**Given problem**
Copy out lines with the word "Slope" from the material that follows.

-- START OF Listing --

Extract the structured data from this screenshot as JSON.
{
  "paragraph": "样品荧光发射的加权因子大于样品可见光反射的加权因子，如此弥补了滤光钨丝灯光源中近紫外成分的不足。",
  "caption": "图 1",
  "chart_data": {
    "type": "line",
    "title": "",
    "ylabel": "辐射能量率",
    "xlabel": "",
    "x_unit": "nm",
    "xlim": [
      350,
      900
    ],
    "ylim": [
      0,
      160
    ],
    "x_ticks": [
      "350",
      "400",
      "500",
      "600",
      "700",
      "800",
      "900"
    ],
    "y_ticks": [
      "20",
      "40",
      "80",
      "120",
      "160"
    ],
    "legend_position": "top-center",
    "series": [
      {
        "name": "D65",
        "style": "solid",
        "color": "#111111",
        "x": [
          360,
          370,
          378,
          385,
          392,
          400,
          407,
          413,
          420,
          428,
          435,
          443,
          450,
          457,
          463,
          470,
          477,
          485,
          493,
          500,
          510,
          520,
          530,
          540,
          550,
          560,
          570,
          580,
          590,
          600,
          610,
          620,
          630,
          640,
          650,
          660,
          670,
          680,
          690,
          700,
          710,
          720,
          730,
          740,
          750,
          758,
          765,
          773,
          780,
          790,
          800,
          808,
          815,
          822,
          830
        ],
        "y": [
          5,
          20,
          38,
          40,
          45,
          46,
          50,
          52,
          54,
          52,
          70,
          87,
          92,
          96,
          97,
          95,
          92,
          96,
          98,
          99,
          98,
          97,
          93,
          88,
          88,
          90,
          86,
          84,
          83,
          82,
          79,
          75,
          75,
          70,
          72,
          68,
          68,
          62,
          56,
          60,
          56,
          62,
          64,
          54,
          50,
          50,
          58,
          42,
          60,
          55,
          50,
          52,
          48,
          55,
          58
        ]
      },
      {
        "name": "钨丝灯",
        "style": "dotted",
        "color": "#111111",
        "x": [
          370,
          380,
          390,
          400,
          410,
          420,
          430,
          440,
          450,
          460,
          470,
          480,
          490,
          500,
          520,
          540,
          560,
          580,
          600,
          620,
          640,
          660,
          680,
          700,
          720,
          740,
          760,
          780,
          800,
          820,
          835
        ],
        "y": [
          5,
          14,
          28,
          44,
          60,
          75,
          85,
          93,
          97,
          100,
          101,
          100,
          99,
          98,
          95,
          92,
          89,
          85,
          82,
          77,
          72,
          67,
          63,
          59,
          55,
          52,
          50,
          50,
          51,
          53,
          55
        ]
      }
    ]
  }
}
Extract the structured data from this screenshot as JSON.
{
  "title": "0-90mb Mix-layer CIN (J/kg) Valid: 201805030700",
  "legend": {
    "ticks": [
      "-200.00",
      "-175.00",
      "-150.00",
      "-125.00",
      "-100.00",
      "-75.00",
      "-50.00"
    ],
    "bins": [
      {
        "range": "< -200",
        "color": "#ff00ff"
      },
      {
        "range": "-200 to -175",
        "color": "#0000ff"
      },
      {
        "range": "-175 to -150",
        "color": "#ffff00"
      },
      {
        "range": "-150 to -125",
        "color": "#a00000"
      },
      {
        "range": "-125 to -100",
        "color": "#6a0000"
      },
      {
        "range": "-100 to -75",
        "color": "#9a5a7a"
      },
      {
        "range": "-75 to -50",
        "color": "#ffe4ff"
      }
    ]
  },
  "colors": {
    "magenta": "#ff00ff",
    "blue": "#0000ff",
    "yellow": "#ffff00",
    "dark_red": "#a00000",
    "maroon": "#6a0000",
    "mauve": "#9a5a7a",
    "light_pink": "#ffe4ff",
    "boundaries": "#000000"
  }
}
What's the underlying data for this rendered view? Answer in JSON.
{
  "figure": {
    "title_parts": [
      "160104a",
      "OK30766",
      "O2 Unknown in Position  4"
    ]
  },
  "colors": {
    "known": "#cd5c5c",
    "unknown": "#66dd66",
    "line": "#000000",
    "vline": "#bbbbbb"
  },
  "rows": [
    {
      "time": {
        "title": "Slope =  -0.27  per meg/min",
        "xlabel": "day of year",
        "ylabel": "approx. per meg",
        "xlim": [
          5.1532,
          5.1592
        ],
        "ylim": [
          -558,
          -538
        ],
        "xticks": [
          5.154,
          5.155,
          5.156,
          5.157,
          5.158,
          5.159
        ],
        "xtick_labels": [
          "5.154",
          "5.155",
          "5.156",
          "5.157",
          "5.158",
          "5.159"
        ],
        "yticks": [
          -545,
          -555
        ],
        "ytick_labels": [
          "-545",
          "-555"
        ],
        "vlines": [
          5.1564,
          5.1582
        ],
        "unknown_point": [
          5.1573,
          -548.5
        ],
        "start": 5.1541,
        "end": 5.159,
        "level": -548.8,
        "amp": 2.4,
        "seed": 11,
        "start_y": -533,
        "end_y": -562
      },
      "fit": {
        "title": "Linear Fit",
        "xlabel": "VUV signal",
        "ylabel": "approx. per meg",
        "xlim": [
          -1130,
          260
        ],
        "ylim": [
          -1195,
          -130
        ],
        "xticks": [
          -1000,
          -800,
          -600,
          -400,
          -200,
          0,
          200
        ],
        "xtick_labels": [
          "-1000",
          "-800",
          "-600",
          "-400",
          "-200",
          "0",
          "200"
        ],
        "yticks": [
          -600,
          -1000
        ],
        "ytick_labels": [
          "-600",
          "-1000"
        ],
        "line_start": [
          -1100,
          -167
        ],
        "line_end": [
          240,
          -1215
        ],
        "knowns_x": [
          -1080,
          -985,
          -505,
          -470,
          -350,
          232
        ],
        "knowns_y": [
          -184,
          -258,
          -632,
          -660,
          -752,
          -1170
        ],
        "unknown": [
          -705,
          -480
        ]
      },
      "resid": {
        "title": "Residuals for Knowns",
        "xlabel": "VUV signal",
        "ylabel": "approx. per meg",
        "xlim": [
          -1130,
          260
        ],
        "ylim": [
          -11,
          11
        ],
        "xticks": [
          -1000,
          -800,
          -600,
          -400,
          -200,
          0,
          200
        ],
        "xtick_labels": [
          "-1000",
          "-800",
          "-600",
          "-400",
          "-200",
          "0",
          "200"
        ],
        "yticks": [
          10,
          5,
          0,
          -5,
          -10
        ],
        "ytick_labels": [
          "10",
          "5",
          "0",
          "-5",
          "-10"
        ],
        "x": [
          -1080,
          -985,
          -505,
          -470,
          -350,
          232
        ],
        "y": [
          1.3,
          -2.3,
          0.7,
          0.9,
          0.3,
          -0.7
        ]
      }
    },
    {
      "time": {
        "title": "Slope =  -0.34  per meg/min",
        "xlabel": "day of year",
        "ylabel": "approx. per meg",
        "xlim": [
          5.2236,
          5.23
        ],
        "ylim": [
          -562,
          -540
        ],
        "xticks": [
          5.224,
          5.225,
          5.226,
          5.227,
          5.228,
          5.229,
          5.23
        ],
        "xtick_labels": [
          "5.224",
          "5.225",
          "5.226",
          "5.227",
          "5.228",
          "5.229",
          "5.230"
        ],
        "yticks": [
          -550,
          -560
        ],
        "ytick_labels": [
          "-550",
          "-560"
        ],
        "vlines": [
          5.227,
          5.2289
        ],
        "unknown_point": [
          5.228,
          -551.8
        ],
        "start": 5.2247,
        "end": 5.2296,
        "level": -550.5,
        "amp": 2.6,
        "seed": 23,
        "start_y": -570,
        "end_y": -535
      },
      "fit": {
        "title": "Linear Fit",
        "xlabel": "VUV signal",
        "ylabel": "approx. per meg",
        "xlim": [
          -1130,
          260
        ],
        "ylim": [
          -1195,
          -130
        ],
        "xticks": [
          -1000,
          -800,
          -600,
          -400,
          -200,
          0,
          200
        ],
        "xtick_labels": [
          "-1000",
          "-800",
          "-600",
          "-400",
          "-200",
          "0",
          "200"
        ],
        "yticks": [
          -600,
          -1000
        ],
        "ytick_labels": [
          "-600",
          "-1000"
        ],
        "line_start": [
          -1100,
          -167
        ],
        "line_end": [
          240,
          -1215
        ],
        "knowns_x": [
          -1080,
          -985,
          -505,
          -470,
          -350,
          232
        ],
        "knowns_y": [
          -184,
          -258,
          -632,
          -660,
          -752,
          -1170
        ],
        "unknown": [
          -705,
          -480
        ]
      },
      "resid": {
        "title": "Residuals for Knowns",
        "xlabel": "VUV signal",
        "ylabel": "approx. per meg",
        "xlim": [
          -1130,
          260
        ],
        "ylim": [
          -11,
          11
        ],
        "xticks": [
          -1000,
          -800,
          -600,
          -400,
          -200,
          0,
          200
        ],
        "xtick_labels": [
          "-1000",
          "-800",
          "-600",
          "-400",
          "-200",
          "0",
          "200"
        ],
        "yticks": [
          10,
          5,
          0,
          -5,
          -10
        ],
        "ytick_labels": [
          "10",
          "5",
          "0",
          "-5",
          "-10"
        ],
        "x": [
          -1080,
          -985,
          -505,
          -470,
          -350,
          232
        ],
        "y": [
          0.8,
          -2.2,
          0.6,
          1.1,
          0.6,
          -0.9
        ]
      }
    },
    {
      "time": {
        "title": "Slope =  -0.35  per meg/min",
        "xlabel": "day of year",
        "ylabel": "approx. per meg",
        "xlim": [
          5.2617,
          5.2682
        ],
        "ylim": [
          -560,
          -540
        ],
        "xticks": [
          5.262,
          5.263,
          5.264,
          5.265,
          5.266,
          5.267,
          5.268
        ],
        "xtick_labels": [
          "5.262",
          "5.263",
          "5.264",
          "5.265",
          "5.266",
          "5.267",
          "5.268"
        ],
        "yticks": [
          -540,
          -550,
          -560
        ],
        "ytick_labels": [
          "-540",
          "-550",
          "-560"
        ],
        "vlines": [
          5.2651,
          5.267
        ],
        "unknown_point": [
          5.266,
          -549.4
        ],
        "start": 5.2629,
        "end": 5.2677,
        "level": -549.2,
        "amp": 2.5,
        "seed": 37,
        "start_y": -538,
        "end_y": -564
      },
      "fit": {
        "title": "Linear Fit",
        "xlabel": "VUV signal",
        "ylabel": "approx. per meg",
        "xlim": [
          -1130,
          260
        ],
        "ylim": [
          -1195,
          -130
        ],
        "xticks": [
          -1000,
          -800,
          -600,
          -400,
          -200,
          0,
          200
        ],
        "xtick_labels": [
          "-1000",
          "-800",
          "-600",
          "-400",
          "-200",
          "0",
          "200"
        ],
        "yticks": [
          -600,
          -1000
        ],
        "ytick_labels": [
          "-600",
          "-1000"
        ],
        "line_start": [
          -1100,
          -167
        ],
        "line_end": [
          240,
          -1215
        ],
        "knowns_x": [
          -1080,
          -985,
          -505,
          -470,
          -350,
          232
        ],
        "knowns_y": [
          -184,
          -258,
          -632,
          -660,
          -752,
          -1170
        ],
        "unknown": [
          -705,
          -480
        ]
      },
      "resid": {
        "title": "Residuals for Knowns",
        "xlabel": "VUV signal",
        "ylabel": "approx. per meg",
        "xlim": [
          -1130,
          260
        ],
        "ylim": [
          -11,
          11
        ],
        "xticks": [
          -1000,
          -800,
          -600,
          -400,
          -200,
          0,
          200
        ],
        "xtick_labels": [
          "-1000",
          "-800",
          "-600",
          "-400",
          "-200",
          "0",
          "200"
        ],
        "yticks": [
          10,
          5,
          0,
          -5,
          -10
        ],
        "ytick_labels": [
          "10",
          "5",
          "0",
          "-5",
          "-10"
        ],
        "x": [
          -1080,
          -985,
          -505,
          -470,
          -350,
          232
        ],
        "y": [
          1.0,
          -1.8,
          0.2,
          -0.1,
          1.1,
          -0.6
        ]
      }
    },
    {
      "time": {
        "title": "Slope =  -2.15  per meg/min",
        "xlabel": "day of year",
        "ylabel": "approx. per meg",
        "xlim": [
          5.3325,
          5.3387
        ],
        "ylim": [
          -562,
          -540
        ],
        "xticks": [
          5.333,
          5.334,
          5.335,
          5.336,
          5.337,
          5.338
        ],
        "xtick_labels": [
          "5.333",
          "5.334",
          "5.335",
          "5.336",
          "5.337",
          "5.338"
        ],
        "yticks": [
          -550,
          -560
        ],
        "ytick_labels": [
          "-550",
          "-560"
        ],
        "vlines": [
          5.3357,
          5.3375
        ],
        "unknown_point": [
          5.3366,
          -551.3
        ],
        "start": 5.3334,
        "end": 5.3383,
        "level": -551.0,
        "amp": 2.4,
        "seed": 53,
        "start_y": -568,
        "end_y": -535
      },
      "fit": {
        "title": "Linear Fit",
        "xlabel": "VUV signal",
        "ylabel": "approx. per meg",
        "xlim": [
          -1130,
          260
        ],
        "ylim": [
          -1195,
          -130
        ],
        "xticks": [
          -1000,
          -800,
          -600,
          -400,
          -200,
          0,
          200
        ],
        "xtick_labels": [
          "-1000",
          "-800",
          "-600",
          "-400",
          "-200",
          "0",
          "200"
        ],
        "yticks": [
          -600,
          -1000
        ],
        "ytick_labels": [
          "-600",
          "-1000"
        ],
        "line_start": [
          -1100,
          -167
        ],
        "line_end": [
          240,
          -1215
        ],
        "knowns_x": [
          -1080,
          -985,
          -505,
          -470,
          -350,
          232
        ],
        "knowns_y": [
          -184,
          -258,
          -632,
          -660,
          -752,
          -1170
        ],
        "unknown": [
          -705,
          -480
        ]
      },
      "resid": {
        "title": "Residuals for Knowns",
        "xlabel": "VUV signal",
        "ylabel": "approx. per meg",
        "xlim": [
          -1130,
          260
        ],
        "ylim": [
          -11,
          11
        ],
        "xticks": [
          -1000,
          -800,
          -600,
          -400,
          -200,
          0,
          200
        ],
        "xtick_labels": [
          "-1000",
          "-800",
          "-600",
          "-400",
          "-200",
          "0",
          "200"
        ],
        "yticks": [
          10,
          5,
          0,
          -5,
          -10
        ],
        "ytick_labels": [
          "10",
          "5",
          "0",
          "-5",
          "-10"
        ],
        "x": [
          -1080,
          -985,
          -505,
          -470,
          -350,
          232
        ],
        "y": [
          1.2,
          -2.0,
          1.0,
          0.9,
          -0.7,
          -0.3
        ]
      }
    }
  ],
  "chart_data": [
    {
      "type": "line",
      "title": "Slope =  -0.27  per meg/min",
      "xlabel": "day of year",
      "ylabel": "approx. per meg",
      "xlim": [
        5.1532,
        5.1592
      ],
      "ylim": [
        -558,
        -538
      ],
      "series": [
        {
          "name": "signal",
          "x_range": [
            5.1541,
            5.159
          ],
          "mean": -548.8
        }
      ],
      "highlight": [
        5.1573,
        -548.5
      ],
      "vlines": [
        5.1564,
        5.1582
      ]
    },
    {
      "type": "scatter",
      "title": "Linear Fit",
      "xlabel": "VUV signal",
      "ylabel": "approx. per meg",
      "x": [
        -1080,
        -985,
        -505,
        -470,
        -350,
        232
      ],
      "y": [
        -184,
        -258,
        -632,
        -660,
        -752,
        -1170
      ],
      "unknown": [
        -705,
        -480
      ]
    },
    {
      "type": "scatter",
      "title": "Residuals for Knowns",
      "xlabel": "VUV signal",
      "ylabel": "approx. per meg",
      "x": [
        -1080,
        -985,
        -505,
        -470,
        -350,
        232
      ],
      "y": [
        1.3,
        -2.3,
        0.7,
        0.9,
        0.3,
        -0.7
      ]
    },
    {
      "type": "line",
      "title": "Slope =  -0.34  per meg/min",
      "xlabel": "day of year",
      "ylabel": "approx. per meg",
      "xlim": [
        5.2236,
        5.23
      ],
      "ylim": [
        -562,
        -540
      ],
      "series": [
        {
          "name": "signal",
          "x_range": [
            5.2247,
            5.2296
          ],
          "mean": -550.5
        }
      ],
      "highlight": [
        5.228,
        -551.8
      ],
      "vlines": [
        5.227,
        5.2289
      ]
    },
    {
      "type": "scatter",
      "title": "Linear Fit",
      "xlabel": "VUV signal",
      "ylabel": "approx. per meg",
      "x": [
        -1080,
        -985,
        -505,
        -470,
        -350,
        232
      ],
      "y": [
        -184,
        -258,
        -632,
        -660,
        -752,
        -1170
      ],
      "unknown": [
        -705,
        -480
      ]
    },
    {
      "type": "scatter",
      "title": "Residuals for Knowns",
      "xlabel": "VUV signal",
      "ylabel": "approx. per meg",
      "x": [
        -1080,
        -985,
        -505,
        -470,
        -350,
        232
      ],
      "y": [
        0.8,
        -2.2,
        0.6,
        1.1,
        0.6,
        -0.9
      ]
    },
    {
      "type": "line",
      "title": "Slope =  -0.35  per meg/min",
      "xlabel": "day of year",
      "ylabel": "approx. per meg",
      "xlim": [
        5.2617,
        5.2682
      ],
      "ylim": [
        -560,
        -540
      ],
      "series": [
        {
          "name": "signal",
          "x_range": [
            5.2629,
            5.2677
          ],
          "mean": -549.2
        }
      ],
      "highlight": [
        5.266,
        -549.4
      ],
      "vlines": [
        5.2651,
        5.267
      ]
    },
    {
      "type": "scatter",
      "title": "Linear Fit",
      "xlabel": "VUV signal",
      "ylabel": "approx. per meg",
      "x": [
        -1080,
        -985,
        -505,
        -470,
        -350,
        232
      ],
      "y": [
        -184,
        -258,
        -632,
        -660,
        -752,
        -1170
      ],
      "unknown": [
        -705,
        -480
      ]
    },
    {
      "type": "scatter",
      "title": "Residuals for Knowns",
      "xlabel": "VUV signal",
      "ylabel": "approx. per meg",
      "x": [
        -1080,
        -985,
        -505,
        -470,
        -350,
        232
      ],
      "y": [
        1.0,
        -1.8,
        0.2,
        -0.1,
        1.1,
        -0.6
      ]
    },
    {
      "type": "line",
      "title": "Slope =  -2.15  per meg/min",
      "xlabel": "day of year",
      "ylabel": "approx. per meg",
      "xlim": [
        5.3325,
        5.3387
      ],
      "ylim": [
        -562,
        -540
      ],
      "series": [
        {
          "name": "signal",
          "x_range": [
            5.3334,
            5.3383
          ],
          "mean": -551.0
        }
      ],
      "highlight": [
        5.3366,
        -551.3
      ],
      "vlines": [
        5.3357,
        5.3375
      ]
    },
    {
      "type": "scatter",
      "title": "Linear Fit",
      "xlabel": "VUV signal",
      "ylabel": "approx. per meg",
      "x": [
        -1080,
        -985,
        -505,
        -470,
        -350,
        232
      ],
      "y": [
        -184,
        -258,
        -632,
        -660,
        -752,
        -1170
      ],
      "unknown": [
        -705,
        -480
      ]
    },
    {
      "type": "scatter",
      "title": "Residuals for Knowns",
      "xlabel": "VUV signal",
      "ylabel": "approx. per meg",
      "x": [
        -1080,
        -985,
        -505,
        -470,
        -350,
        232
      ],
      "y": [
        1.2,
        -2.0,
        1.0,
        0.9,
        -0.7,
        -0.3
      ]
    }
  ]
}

-- END OF Listing --

**Final answer**
        "title": "Slope =  -0.27  per meg/min",
        "title": "Slope =  -0.34  per meg/min",
        "title": "Slope =  -0.35  per meg/min",
        "title": "Slope =  -2.15  per meg/min",
      "title": "Slope =  -0.27  per meg/min",
      "title": "Slope =  -0.34  per meg/min",
      "title": "Slope =  -0.35  per meg/min",
      "title": "Slope =  -2.15  per meg/min",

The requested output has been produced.